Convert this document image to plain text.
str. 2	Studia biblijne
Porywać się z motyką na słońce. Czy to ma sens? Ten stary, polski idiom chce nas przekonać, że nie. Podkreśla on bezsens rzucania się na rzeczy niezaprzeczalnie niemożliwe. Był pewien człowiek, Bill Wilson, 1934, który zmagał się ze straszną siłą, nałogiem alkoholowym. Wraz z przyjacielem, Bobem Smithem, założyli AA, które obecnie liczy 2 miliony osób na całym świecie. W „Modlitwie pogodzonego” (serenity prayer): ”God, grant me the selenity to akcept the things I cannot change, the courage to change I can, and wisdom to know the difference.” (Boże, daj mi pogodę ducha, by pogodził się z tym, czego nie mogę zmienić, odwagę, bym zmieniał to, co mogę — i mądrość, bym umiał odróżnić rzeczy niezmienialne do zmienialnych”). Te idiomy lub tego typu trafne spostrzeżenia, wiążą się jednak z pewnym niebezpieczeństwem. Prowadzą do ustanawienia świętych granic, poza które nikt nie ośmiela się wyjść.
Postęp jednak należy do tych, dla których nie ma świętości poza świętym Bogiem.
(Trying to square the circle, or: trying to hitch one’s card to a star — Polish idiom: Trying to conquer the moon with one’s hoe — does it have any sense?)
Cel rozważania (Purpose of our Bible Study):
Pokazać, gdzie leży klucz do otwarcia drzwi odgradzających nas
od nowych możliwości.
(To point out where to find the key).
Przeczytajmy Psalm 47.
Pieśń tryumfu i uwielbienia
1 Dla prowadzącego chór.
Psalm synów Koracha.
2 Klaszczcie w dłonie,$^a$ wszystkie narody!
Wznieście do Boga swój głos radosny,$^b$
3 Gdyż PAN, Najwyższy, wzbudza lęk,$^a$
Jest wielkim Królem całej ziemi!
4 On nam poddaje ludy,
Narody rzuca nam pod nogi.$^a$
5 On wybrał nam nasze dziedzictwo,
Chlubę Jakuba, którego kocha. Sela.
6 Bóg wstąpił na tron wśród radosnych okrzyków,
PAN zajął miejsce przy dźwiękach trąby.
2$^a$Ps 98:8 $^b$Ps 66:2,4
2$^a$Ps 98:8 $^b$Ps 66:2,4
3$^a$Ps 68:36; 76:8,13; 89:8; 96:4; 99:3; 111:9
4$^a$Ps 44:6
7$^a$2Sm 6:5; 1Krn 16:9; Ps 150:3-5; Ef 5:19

☆ ☆ ☆

- EXERCISE BRIEF -
Of the lines in the entries above, how many include "Psalm"? Only the number should be given.

- WRITTEN RESPONSE -
2